== Problem details ==
Where a line holds the word "записи", copy that line.

== Source data ==
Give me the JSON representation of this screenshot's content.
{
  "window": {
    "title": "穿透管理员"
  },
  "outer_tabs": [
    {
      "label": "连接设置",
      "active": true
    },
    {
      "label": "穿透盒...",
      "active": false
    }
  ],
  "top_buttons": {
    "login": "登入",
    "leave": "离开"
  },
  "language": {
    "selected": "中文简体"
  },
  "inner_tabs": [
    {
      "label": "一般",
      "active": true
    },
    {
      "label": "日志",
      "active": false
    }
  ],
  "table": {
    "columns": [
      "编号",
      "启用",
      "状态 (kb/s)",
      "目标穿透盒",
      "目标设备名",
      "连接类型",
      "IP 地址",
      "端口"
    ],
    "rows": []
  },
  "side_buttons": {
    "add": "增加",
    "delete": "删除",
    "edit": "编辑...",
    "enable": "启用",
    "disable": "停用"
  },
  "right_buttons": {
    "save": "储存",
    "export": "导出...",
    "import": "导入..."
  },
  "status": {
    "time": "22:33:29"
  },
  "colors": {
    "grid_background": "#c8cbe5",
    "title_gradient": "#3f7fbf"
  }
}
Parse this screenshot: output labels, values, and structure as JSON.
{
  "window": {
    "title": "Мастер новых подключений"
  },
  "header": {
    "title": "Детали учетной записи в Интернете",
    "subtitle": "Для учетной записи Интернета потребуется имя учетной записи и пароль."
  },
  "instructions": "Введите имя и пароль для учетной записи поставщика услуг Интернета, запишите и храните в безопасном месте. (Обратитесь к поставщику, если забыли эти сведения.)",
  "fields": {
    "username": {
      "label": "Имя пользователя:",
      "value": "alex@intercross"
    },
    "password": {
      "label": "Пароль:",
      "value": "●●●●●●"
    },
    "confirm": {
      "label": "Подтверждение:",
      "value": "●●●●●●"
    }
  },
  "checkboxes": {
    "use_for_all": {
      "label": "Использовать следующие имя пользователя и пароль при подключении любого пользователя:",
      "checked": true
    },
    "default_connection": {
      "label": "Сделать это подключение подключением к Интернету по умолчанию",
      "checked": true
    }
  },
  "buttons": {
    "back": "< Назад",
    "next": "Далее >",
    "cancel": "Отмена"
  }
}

== Full answer ==
    "title": "Детали учетной записи в Интернете",
    "subtitle": "Для учетной записи Интернета потребуется имя учетной записи и пароль."
  "instructions": "Введите имя и пароль для учетной записи поставщика услуг Интернета, запишите и храните в безопасном месте. (Обратитесь к поставщику, если забыли эти сведения.)",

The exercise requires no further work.